_Given data_

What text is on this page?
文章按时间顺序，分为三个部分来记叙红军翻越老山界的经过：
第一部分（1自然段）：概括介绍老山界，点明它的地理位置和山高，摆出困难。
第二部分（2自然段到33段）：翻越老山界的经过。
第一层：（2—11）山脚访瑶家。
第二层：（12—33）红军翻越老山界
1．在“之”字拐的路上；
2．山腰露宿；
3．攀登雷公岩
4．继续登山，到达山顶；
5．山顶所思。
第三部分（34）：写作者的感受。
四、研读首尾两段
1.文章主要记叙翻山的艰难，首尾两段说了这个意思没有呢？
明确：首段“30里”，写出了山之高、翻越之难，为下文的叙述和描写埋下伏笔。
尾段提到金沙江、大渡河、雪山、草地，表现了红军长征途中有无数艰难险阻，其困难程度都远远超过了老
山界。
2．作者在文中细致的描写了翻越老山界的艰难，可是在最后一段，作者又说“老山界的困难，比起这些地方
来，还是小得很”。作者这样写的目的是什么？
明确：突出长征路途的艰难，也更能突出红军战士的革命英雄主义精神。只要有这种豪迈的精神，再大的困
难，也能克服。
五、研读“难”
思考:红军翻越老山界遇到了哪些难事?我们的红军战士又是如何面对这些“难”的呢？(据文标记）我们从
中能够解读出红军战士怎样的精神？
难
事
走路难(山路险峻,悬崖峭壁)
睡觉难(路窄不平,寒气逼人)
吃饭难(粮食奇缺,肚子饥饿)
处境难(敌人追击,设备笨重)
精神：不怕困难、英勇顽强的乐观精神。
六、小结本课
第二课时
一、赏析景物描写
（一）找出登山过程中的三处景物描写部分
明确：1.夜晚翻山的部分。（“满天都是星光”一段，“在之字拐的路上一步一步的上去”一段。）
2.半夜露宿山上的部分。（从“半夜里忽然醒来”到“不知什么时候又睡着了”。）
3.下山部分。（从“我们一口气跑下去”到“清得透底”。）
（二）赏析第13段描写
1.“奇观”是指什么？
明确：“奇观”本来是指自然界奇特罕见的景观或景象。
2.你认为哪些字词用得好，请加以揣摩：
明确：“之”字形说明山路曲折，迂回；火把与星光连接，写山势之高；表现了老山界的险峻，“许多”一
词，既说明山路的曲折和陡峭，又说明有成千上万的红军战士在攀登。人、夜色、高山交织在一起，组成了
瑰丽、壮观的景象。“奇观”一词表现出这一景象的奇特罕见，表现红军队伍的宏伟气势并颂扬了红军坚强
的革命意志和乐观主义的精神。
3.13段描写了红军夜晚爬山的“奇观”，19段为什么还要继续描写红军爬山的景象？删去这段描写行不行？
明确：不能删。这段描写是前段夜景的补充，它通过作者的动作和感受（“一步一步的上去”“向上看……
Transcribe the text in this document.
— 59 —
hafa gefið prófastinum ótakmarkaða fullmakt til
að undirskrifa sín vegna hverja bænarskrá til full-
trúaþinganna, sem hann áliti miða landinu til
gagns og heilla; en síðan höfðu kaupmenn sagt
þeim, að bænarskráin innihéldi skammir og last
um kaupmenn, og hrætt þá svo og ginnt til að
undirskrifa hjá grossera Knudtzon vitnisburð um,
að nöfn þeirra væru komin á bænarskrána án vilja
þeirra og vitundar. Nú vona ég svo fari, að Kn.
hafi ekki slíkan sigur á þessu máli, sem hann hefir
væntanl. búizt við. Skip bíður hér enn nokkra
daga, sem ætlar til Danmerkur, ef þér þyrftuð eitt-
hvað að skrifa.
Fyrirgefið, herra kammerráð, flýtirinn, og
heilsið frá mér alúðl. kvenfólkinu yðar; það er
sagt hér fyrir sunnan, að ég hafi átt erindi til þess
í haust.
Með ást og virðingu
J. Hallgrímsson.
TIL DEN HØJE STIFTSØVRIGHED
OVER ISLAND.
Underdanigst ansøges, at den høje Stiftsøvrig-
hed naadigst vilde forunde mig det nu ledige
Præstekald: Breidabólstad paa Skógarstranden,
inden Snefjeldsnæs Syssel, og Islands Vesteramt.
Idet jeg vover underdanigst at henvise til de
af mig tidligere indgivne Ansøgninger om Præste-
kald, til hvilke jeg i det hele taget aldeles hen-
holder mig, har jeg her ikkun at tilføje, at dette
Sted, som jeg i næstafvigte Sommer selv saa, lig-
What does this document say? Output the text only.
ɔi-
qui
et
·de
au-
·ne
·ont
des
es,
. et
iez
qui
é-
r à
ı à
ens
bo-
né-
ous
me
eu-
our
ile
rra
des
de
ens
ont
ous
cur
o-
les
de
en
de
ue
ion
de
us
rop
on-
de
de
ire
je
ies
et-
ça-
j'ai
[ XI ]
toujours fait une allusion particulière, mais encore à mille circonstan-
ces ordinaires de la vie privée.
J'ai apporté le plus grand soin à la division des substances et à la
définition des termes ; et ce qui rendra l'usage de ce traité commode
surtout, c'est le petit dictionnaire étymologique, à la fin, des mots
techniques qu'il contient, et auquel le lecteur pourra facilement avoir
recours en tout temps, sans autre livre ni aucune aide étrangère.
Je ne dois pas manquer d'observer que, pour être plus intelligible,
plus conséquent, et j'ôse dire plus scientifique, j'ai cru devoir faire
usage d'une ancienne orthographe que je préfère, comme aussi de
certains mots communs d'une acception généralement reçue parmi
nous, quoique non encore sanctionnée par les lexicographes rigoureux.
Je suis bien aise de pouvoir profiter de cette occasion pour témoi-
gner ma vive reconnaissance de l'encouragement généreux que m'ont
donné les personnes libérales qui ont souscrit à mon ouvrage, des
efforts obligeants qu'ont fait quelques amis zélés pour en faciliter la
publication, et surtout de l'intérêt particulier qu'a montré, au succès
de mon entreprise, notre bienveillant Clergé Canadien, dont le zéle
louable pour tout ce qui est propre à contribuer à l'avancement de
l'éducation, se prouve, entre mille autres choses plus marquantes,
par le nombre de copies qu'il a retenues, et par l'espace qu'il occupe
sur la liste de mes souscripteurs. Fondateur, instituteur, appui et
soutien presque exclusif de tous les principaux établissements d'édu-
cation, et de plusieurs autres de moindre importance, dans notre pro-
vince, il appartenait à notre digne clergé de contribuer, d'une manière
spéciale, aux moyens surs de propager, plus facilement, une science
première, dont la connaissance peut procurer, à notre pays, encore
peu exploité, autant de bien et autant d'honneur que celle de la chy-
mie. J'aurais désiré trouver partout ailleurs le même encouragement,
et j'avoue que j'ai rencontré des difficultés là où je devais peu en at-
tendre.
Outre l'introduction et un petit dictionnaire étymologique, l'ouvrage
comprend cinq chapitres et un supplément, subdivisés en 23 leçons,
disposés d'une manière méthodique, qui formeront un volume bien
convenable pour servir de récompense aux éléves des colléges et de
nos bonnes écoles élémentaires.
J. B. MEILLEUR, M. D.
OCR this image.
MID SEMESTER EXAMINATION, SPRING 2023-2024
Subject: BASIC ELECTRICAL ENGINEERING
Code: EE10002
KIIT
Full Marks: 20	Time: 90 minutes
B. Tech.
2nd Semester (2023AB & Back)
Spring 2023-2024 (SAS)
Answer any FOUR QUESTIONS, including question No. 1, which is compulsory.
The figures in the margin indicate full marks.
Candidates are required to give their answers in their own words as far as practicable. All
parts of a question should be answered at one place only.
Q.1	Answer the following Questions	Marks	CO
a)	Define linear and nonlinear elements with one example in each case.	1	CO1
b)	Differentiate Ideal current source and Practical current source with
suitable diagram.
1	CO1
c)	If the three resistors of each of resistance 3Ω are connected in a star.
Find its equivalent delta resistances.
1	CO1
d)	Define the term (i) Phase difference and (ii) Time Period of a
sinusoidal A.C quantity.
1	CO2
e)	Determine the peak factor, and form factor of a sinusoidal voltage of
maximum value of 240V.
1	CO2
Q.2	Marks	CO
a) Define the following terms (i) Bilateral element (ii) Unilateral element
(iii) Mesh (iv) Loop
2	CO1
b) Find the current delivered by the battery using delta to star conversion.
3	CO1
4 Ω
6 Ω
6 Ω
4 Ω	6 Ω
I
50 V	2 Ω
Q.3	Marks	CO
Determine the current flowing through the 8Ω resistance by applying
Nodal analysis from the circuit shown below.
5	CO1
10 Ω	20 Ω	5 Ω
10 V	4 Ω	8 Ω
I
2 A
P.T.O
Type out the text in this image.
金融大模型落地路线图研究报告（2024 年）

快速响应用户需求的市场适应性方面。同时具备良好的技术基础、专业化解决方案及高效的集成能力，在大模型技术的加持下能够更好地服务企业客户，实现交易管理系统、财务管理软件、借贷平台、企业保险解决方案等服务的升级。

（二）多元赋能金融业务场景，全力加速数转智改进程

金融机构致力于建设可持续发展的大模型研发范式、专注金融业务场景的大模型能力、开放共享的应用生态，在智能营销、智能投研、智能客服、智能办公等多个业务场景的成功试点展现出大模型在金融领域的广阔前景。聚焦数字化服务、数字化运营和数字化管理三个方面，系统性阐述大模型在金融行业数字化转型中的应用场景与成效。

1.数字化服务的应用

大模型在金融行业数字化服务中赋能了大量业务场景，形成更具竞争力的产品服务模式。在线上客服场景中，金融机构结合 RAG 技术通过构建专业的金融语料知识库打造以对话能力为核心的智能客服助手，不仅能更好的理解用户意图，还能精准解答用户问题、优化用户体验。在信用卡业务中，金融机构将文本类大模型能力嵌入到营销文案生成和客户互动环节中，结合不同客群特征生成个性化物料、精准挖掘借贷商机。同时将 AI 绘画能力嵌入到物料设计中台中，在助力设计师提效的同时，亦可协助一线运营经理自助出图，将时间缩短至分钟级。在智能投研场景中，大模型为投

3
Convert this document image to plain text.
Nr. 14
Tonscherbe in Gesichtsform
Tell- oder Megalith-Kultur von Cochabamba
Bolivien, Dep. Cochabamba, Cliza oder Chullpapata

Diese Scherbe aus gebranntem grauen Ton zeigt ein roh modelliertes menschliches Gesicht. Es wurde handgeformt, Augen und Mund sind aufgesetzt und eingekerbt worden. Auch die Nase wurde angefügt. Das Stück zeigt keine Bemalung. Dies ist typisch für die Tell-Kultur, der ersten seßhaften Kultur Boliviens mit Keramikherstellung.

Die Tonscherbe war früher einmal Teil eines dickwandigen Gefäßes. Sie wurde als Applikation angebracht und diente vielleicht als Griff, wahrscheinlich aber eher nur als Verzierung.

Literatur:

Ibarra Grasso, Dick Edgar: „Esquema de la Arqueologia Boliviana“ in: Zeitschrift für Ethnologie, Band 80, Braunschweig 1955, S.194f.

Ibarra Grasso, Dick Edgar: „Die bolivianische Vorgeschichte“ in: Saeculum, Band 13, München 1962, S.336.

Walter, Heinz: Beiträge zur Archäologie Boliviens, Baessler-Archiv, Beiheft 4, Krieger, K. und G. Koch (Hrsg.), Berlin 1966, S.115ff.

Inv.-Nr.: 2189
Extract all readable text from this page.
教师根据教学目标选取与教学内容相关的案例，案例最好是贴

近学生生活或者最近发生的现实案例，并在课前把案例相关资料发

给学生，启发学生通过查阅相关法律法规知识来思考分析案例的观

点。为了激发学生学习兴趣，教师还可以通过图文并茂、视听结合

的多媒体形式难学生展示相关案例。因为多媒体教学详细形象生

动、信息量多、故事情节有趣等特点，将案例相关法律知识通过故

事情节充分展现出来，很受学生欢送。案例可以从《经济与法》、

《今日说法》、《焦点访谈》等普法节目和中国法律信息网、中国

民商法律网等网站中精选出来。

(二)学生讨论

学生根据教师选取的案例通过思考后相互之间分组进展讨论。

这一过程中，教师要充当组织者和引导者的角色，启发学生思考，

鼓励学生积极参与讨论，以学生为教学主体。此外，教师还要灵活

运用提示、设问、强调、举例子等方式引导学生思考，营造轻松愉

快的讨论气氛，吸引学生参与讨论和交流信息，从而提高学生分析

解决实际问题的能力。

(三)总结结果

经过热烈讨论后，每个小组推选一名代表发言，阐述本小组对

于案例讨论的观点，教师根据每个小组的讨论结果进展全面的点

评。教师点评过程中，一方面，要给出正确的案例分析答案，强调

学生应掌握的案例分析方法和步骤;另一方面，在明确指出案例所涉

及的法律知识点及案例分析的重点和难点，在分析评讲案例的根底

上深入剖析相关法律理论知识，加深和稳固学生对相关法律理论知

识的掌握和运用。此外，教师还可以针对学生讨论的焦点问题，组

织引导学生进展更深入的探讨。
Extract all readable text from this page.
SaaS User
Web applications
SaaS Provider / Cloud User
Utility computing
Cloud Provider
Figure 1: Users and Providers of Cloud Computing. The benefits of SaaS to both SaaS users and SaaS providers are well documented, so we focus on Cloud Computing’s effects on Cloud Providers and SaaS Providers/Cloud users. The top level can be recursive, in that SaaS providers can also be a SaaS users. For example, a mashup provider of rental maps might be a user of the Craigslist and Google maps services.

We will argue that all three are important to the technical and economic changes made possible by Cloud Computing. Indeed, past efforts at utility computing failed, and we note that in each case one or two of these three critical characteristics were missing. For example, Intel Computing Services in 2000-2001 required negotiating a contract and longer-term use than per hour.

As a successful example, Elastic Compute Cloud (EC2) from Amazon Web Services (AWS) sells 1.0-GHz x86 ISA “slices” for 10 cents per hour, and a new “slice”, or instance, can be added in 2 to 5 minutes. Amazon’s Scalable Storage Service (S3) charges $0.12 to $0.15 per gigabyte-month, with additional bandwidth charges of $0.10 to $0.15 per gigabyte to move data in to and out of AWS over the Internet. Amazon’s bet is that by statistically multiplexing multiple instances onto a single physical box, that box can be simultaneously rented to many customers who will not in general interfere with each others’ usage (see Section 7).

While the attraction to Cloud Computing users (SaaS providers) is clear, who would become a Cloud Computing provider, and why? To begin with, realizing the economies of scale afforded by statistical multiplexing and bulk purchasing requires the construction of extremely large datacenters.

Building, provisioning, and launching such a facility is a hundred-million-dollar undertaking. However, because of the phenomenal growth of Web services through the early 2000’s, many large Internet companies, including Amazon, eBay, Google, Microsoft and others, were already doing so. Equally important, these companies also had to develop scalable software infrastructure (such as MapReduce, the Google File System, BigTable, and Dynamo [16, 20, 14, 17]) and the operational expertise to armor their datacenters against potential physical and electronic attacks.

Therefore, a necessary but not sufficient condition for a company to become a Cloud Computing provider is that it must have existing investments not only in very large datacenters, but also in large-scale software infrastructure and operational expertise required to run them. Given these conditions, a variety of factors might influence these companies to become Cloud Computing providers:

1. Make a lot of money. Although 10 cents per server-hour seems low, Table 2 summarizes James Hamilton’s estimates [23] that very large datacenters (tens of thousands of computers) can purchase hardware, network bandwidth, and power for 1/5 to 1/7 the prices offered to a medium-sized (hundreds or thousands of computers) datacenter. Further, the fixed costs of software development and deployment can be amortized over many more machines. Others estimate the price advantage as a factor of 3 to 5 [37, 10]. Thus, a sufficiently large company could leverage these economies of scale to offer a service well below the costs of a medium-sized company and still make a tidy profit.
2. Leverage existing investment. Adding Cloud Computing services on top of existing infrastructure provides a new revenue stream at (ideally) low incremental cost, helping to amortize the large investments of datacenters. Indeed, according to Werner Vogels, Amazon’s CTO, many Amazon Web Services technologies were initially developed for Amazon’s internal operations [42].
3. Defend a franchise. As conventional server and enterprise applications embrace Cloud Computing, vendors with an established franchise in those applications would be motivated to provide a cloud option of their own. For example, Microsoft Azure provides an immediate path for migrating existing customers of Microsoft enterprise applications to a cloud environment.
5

_Given problem_
Search the records for the word "this", then list every line that has it.

_Task solution_
What text is on this page?
Transcribe the text in this document.
What does this document say? Output the text only.
OCR this image.
Type out the text in this image.
Convert this document image to plain text.
Extract all readable text from this page.
Extract all readable text from this page.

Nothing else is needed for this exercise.